Source passage START

The Marcellus Shales are a rock formation that lies about a mile underneath central and northern Appalachia. These rocks contain a significant supply of natural gas that previously was uneconomical to mine but due to the combination of better bits and horizontal drilling, the price to drill for the gas has gone down significantly.
The Shales are important politically because Pennsylvania is depending on new revenue to balance the budget. The new revenue will come from a combination of extraction taxes and the lease of state land for drilling and exploration. Other local government entities, including the Allegheny County Airport Authority, have attempted to make money off of the Marcellus Shales through leasing and extraction agreements as well.
Not a bad idea, although with the current collapse in natural gas prices, projections that were developped in 2007 and 2008 are probably a bit optimistic. Not a surprise, but not a fatal flaw. However, Pro-publica is raising some questions about the long term profitability of the shales as waste products are coming up and out much nastier than anticipated in New York State.
As New York gears up for a massive expansion of gas drilling in the Marcellus Shale, state officials have made a potentially troubling discovery about the wastewater created by the process: It's radioactive. And they have yet to say how they'll deal with it.
The information comes from New York's Department of Environmental Conservation, which analyzed 13 samples of wastewater brought thousands of feet to the surface from drilling and found that they contain levels of radium-226, a derivative of uranium, as high as 267 times the limit safe for discharge into the environment and thousands of times the limit safe for people to drink.

Source passage END

**Requirement 1:** Rewrite the Marcellus Shale passage between "The Shales are" and "agreements as well.", inclusive, putting "the Commonwealth" in place of "Pennsylvania".
**Requirement 2:**
Answer these questions from the Marcellus Shale passage:
(a) About how far underneath central and northern Appalachia does the rock formation lie?
(b) Which local government entity is named as having tried to make money through leasing and extraction agreements?
(c) How many wastewater samples did New York's Department of Environmental Conservation analyze?
**Requirement 3:** What comes next in the Marcellus Shale passage? Continue it from its last sentence.
The records have nothing to do with the Marcellus Shale passage.

Provided material START

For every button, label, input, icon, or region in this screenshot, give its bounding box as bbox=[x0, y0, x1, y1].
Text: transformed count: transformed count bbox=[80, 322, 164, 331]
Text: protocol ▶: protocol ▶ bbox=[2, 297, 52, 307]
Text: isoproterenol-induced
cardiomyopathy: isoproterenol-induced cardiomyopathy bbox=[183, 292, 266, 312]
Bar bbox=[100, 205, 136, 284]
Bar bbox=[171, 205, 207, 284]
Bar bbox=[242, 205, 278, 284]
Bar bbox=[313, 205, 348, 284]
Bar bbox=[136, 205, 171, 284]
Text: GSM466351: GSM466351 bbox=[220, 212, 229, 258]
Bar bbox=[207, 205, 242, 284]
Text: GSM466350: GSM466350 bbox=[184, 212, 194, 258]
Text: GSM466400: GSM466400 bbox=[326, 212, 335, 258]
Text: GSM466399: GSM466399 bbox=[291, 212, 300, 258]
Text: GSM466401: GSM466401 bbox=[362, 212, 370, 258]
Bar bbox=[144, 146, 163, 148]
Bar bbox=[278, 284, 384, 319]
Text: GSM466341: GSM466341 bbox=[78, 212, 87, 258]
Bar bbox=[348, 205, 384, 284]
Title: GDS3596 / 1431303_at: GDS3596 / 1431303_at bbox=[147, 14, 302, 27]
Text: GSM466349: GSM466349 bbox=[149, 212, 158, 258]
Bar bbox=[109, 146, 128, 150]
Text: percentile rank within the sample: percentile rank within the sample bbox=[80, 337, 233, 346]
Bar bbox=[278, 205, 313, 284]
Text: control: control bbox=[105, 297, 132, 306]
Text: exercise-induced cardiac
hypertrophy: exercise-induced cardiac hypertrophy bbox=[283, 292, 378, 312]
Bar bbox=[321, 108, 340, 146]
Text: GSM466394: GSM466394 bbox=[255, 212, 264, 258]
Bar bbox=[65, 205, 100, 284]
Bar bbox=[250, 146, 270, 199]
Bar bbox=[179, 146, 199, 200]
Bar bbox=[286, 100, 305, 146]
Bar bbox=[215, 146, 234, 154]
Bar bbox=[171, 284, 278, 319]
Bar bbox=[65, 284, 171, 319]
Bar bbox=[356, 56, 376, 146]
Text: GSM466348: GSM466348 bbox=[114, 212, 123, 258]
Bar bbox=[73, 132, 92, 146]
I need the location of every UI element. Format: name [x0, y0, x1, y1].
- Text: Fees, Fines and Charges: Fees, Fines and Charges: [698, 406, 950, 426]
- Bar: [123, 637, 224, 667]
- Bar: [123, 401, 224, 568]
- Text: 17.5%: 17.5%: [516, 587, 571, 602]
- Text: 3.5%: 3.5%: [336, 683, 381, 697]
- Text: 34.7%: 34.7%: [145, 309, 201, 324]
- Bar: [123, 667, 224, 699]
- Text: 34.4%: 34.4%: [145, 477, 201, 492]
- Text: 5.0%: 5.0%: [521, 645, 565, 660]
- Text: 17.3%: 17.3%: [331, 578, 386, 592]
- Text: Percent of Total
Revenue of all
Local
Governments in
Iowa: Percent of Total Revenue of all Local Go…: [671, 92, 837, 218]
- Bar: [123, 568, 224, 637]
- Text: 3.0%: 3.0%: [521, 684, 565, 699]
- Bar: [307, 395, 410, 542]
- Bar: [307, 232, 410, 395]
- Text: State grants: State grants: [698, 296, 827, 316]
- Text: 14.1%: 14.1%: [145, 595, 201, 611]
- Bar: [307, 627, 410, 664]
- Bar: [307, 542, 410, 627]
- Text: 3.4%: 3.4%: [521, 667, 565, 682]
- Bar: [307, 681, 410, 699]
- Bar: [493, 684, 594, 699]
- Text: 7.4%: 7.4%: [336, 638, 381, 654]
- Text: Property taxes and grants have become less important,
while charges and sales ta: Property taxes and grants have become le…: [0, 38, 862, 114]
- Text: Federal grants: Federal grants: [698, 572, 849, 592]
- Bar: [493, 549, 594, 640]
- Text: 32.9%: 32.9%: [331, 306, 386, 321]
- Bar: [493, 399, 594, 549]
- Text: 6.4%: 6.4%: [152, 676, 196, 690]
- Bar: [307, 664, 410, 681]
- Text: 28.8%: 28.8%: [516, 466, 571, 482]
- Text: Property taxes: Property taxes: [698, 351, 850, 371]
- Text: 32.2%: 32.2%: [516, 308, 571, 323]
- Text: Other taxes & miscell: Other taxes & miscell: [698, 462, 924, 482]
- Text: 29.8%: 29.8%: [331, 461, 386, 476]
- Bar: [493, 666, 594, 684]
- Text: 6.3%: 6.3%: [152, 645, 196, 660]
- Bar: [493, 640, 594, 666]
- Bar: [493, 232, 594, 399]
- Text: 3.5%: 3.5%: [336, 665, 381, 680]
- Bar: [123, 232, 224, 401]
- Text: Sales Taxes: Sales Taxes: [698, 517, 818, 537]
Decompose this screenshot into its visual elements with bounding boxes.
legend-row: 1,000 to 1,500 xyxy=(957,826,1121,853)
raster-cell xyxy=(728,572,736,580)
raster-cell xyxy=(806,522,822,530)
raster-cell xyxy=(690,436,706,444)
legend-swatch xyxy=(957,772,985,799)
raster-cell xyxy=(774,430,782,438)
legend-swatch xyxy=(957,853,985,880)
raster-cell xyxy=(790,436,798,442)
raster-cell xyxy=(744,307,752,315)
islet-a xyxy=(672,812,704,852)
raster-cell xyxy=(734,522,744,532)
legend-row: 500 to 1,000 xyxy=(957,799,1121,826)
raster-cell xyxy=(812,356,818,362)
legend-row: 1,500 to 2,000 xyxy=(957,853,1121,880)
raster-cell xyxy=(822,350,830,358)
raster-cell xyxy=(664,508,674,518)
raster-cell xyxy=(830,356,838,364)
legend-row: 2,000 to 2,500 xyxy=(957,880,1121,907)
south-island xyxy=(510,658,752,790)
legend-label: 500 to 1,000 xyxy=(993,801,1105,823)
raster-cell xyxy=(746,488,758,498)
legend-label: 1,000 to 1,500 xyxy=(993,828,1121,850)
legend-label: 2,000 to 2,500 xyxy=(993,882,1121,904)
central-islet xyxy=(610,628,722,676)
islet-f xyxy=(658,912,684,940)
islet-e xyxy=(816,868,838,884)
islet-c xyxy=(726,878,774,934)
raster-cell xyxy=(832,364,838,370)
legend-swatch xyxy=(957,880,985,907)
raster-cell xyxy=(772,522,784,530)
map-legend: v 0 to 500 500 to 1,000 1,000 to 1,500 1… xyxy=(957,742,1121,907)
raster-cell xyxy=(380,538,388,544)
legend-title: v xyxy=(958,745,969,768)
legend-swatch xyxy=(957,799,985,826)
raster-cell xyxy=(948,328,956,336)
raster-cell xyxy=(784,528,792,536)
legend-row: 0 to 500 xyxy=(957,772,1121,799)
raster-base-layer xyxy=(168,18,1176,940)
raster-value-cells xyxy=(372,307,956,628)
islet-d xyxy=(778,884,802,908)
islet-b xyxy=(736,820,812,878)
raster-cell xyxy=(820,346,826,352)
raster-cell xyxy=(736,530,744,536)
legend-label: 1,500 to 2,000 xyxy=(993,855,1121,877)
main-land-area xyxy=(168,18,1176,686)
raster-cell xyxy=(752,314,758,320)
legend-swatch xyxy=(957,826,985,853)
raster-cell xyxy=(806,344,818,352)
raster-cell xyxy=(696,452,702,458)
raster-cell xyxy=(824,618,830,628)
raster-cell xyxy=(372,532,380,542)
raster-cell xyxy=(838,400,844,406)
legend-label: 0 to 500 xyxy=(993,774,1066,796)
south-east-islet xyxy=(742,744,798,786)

Provided material END

**Your response 1:**
The Shales are important politically because the Commonwealth is depending on new revenue to balance the budget. The new revenue will come from a combination of extraction taxes and the lease of state land for drilling and exploration. Other local government entities, including the Allegheny County Airport Authority, have attempted to make money off of the Marcellus Shales through leasing and extraction agreements as well.

**Your response 2:**
(a) About a mile.
(b) The Allegheny County Airport Authority.
(c) 13.

**Your response 3:**
The radium and radon levels discussed in the article are mainly found in the waste water that is generated from fracking (fracturing) the rocks to release the natural gas. If the waste water is treated or reinjected, the danger is minimized . However Pennsylvania has had problems with fracking water in Marcellus Shales exploration and exploitation. Forbes has more from earlier ths fall:
Last week the Pennsylvania Department of Environmental Protection shut down some operations of natural gas driller Cabot Oil & Gas after 8,000 gallons of toxic chemicals were spilled on the ground and into a creek in Susquehanna County....
And in the Marcellus basin, a shale rock formation that stretches across Pennsylvania, Ohio, New York and West Virginia, usage is more like 100%. Without the high flow rates created by the frack, the gas wouldn't be economical to go after. With the fracks, geologists figure the Marcellus has more than 50 trillion cubic feet of gas, enough to meet all of U.S. needs for two years.
But can hydraulic fracturing be trusted? This wasn't Cabot's first fracking fracas. Pennsylvania's DEP cited the company last February for contaminating wells used for drinking near drill sites....
Wastewater treatment and releases have become a problem in the Mon Valley and Greene County portions of SW Pennsylvania. Will the Marcellus Shales natural gas produce a short term cash flow bump for the state but long term revenue drains as remediation for waste water and radiation gets shifted onto the state instead of the companies that potentially could externalize their pollutants.
This might be a good time to revisit this post on the dangers of "fracking"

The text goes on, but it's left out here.